- [What you will do] Quote all of the data below exactly, please.

--- Begin ---

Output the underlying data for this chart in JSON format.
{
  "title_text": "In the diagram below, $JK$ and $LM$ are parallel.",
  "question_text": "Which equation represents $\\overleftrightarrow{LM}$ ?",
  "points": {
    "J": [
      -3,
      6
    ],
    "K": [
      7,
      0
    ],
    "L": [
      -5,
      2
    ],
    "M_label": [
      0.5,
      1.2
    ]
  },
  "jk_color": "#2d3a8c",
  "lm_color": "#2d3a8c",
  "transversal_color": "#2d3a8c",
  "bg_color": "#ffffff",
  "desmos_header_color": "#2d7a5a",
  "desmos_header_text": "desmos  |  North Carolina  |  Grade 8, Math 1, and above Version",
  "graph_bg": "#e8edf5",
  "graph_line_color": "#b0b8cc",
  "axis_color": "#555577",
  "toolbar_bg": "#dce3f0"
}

--- End ---

- [Exercise solution]
Output the underlying data for this chart in JSON format.
{
  "title_text": "In the diagram below, $JK$ and $LM$ are parallel.",
  "question_text": "Which equation represents $\\overleftrightarrow{LM}$ ?",
  "points": {
    "J": [
      -3,
      6
    ],
    "K": [
      7,
      0
    ],
    "L": [
      -5,
      2
    ],
    "M_label": [
      0.5,
      1.2
    ]
  },
  "jk_color": "#2d3a8c",
  "lm_color": "#2d3a8c",
  "transversal_color": "#2d3a8c",
  "bg_color": "#ffffff",
  "desmos_header_color": "#2d7a5a",
  "desmos_header_text": "desmos  |  North Carolina  |  Grade 8, Math 1, and above Version",
  "graph_bg": "#e8edf5",
  "graph_line_color": "#b0b8cc",
  "axis_color": "#555577",
  "toolbar_bg": "#dce3f0"
}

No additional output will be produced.